GIVEN TASK: Write the data out again, character for character, with no images.

>> start

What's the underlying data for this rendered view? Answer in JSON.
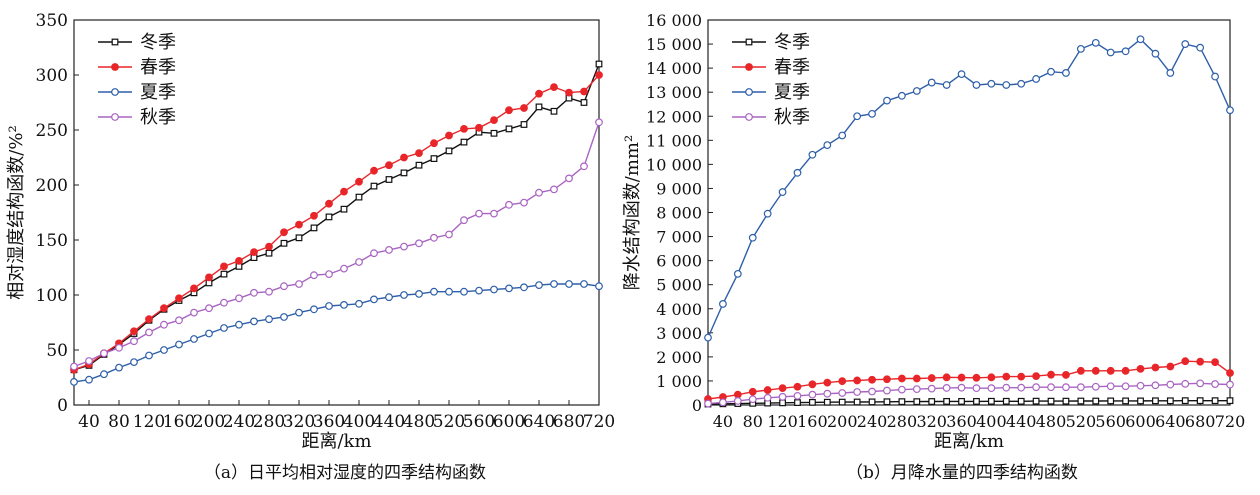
{
  "chart_data": [
    {
      "type": "line",
      "caption": "（a）日平均相对湿度的四季结构函数",
      "xlabel": "距离/km",
      "ylabel": "相对湿度结构函数/%²",
      "xlim": [
        20,
        720
      ],
      "ylim": [
        0,
        350
      ],
      "x_ticks": [
        40,
        80,
        120,
        160,
        200,
        240,
        280,
        320,
        360,
        400,
        440,
        480,
        520,
        560,
        600,
        640,
        680,
        720
      ],
      "y_ticks": [
        0,
        50,
        100,
        150,
        200,
        250,
        300,
        350
      ],
      "y_tick_labels": [
        "0",
        "50",
        "100",
        "150",
        "200",
        "250",
        "300",
        "350"
      ],
      "legend_position": "top-left",
      "x": [
        20,
        40,
        60,
        80,
        100,
        120,
        140,
        160,
        180,
        200,
        220,
        240,
        260,
        280,
        300,
        320,
        340,
        360,
        380,
        400,
        420,
        440,
        460,
        480,
        500,
        520,
        540,
        560,
        580,
        600,
        620,
        640,
        660,
        680,
        700,
        720
      ],
      "series": [
        {
          "name": "冬季",
          "color": "#111111",
          "marker": "square",
          "values": [
            32,
            36,
            46,
            55,
            65,
            77,
            87,
            95,
            102,
            111,
            119,
            126,
            134,
            138,
            147,
            152,
            161,
            171,
            178,
            189,
            199,
            205,
            211,
            218,
            224,
            231,
            239,
            248,
            247,
            251,
            255,
            271,
            267,
            279,
            275,
            310
          ]
        },
        {
          "name": "春季",
          "color": "#e8262a",
          "marker": "circle",
          "values": [
            32,
            37,
            47,
            56,
            67,
            78,
            88,
            97,
            106,
            116,
            126,
            131,
            139,
            144,
            157,
            164,
            172,
            183,
            194,
            203,
            213,
            218,
            225,
            229,
            238,
            245,
            251,
            252,
            259,
            268,
            270,
            283,
            289,
            284,
            285,
            300
          ]
        },
        {
          "name": "夏季",
          "color": "#2e5fa8",
          "marker": "circle",
          "values": [
            21,
            23,
            28,
            34,
            39,
            45,
            50,
            55,
            60,
            65,
            70,
            73,
            76,
            78,
            80,
            84,
            87,
            90,
            91,
            92,
            96,
            98,
            100,
            101,
            103,
            103,
            103,
            104,
            105,
            106,
            107,
            109,
            110,
            110,
            110,
            108
          ]
        },
        {
          "name": "秋季",
          "color": "#a964c2",
          "marker": "circle",
          "values": [
            35,
            40,
            47,
            52,
            58,
            66,
            73,
            77,
            84,
            88,
            93,
            97,
            102,
            103,
            108,
            110,
            118,
            119,
            124,
            130,
            138,
            141,
            144,
            147,
            152,
            155,
            168,
            174,
            174,
            182,
            184,
            193,
            196,
            206,
            217,
            257
          ]
        }
      ]
    },
    {
      "type": "line",
      "caption": "（b）月降水量的四季结构函数",
      "xlabel": "距离/km",
      "ylabel": "降水结构函数/mm²",
      "xlim": [
        20,
        720
      ],
      "ylim": [
        0,
        16000
      ],
      "x_ticks": [
        40,
        80,
        120,
        160,
        200,
        240,
        280,
        320,
        360,
        400,
        440,
        480,
        520,
        560,
        600,
        640,
        680,
        720
      ],
      "y_ticks": [
        0,
        1000,
        2000,
        3000,
        4000,
        5000,
        6000,
        7000,
        8000,
        9000,
        10000,
        11000,
        12000,
        13000,
        14000,
        15000,
        16000
      ],
      "y_tick_labels": [
        "0",
        "1 000",
        "2 000",
        "3 000",
        "4 000",
        "5 000",
        "6 000",
        "7 000",
        "8 000",
        "9 000",
        "10 000",
        "11 000",
        "12 000",
        "13 000",
        "14 000",
        "15 000",
        "16 000"
      ],
      "legend_position": "top-left",
      "x": [
        20,
        40,
        60,
        80,
        100,
        120,
        140,
        160,
        180,
        200,
        220,
        240,
        260,
        280,
        300,
        320,
        340,
        360,
        380,
        400,
        420,
        440,
        460,
        480,
        500,
        520,
        540,
        560,
        580,
        600,
        620,
        640,
        660,
        680,
        700,
        720
      ],
      "series": [
        {
          "name": "冬季",
          "color": "#111111",
          "marker": "square",
          "values": [
            40,
            50,
            60,
            70,
            80,
            90,
            100,
            110,
            115,
            120,
            125,
            130,
            135,
            140,
            140,
            145,
            150,
            150,
            150,
            155,
            155,
            155,
            160,
            160,
            160,
            165,
            165,
            170,
            170,
            170,
            175,
            175,
            180,
            180,
            180,
            180
          ]
        },
        {
          "name": "春季",
          "color": "#e8262a",
          "marker": "circle",
          "values": [
            250,
            330,
            430,
            550,
            620,
            700,
            760,
            860,
            930,
            990,
            1020,
            1050,
            1070,
            1100,
            1100,
            1120,
            1150,
            1140,
            1130,
            1150,
            1180,
            1180,
            1200,
            1260,
            1250,
            1420,
            1420,
            1420,
            1420,
            1500,
            1560,
            1600,
            1820,
            1800,
            1780,
            1330
          ]
        },
        {
          "name": "夏季",
          "color": "#2e5fa8",
          "marker": "circle",
          "values": [
            2800,
            4200,
            5450,
            6950,
            7950,
            8850,
            9650,
            10400,
            10800,
            11200,
            12000,
            12100,
            12650,
            12850,
            13050,
            13400,
            13300,
            13750,
            13300,
            13350,
            13300,
            13350,
            13550,
            13850,
            13800,
            14800,
            15050,
            14650,
            14700,
            15200,
            14600,
            13800,
            15000,
            14850,
            13650,
            12250
          ]
        },
        {
          "name": "秋季",
          "color": "#a964c2",
          "marker": "circle",
          "values": [
            60,
            110,
            170,
            240,
            300,
            340,
            380,
            430,
            470,
            500,
            540,
            560,
            600,
            640,
            660,
            680,
            710,
            720,
            700,
            700,
            720,
            720,
            740,
            740,
            740,
            740,
            760,
            780,
            780,
            800,
            820,
            850,
            880,
            900,
            870,
            850
          ]
        }
      ]
    }
  ]
}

>> end

RESULT FOR THIS TASK:
What's the underlying data for this rendered view? Answer in JSON.
{
  "chart_data": [
    {
      "type": "line",
      "caption": "（a）日平均相对湿度的四季结构函数",
      "xlabel": "距离/km",
      "ylabel": "相对湿度结构函数/%²",
      "xlim": [
        20,
        720
      ],
      "ylim": [
        0,
        350
      ],
      "x_ticks": [
        40,
        80,
        120,
        160,
        200,
        240,
        280,
        320,
        360,
        400,
        440,
        480,
        520,
        560,
        600,
        640,
        680,
        720
      ],
      "y_ticks": [
        0,
        50,
        100,
        150,
        200,
        250,
        300,
        350
      ],
      "y_tick_labels": [
        "0",
        "50",
        "100",
        "150",
        "200",
        "250",
        "300",
        "350"
      ],
      "legend_position": "top-left",
      "x": [
        20,
        40,
        60,
        80,
        100,
        120,
        140,
        160,
        180,
        200,
        220,
        240,
        260,
        280,
        300,
        320,
        340,
        360,
        380,
        400,
        420,
        440,
        460,
        480,
        500,
        520,
        540,
        560,
        580,
        600,
        620,
        640,
        660,
        680,
        700,
        720
      ],
      "series": [
        {
          "name": "冬季",
          "color": "#111111",
          "marker": "square",
          "values": [
            32,
            36,
            46,
            55,
            65,
            77,
            87,
            95,
            102,
            111,
            119,
            126,
            134,
            138,
            147,
            152,
            161,
            171,
            178,
            189,
            199,
            205,
            211,
            218,
            224,
            231,
            239,
            248,
            247,
            251,
            255,
            271,
            267,
            279,
            275,
            310
          ]
        },
        {
          "name": "春季",
          "color": "#e8262a",
          "marker": "circle",
          "values": [
            32,
            37,
            47,
            56,
            67,
            78,
            88,
            97,
            106,
            116,
            126,
            131,
            139,
            144,
            157,
            164,
            172,
            183,
            194,
            203,
            213,
            218,
            225,
            229,
            238,
            245,
            251,
            252,
            259,
            268,
            270,
            283,
            289,
            284,
            285,
            300
          ]
        },
        {
          "name": "夏季",
          "color": "#2e5fa8",
          "marker": "circle",
          "values": [
            21,
            23,
            28,
            34,
            39,
            45,
            50,
            55,
            60,
            65,
            70,
            73,
            76,
            78,
            80,
            84,
            87,
            90,
            91,
            92,
            96,
            98,
            100,
            101,
            103,
            103,
            103,
            104,
            105,
            106,
            107,
            109,
            110,
            110,
            110,
            108
          ]
        },
        {
          "name": "秋季",
          "color": "#a964c2",
          "marker": "circle",
          "values": [
            35,
            40,
            47,
            52,
            58,
            66,
            73,
            77,
            84,
            88,
            93,
            97,
            102,
            103,
            108,
            110,
            118,
            119,
            124,
            130,
            138,
            141,
            144,
            147,
            152,
            155,
            168,
            174,
            174,
            182,
            184,
            193,
            196,
            206,
            217,
            257
          ]
        }
      ]
    },
    {
      "type": "line",
      "caption": "（b）月降水量的四季结构函数",
      "xlabel": "距离/km",
      "ylabel": "降水结构函数/mm²",
      "xlim": [
        20,
        720
      ],
      "ylim": [
        0,
        16000
      ],
      "x_ticks": [
        40,
        80,
        120,
        160,
        200,
        240,
        280,
        320,
        360,
        400,
        440,
        480,
        520,
        560,
        600,
        640,
        680,
        720
      ],
      "y_ticks": [
        0,
        1000,
        2000,
        3000,
        4000,
        5000,
        6000,
        7000,
        8000,
        9000,
        10000,
        11000,
        12000,
        13000,
        14000,
        15000,
        16000
      ],
      "y_tick_labels": [
        "0",
        "1 000",
        "2 000",
        "3 000",
        "4 000",
        "5 000",
        "6 000",
        "7 000",
        "8 000",
        "9 000",
        "10 000",
        "11 000",
        "12 000",
        "13 000",
        "14 000",
        "15 000",
        "16 000"
      ],
      "legend_position": "top-left",
      "x": [
        20,
        40,
        60,
        80,
        100,
        120,
        140,
        160,
        180,
        200,
        220,
        240,
        260,
        280,
        300,
        320,
        340,
        360,
        380,
        400,
        420,
        440,
        460,
        480,
        500,
        520,
        540,
        560,
        580,
        600,
        620,
        640,
        660,
        680,
        700,
        720
      ],
      "series": [
        {
          "name": "冬季",
          "color": "#111111",
          "marker": "square",
          "values": [
            40,
            50,
            60,
            70,
            80,
            90,
            100,
            110,
            115,
            120,
            125,
            130,
            135,
            140,
            140,
            145,
            150,
            150,
            150,
            155,
            155,
            155,
            160,
            160,
            160,
            165,
            165,
            170,
            170,
            170,
            175,
            175,
            180,
            180,
            180,
            180
          ]
        },
        {
          "name": "春季",
          "color": "#e8262a",
          "marker": "circle",
          "values": [
            250,
            330,
            430,
            550,
            620,
            700,
            760,
            860,
            930,
            990,
            1020,
            1050,
            1070,
            1100,
            1100,
            1120,
            1150,
            1140,
            1130,
            1150,
            1180,
            1180,
            1200,
            1260,
            1250,
            1420,
            1420,
            1420,
            1420,
            1500,
            1560,
            1600,
            1820,
            1800,
            1780,
            1330
          ]
        },
        {
          "name": "夏季",
          "color": "#2e5fa8",
          "marker": "circle",
          "values": [
            2800,
            4200,
            5450,
            6950,
            7950,
            8850,
            9650,
            10400,
            10800,
            11200,
            12000,
            12100,
            12650,
            12850,
            13050,
            13400,
            13300,
            13750,
            13300,
            13350,
            13300,
            13350,
            13550,
            13850,
            13800,
            14800,
            15050,
            14650,
            14700,
            15200,
            14600,
            13800,
            15000,
            14850,
            13650,
            12250
          ]
        },
        {
          "name": "秋季",
          "color": "#a964c2",
          "marker": "circle",
          "values": [
            60,
            110,
            170,
            240,
            300,
            340,
            380,
            430,
            470,
            500,
            540,
            560,
            600,
            640,
            660,
            680,
            710,
            720,
            700,
            700,
            720,
            720,
            740,
            740,
            740,
            740,
            760,
            780,
            780,
            800,
            820,
            850,
            880,
            900,
            870,
            850
          ]
        }
      ]
    }
  ]
}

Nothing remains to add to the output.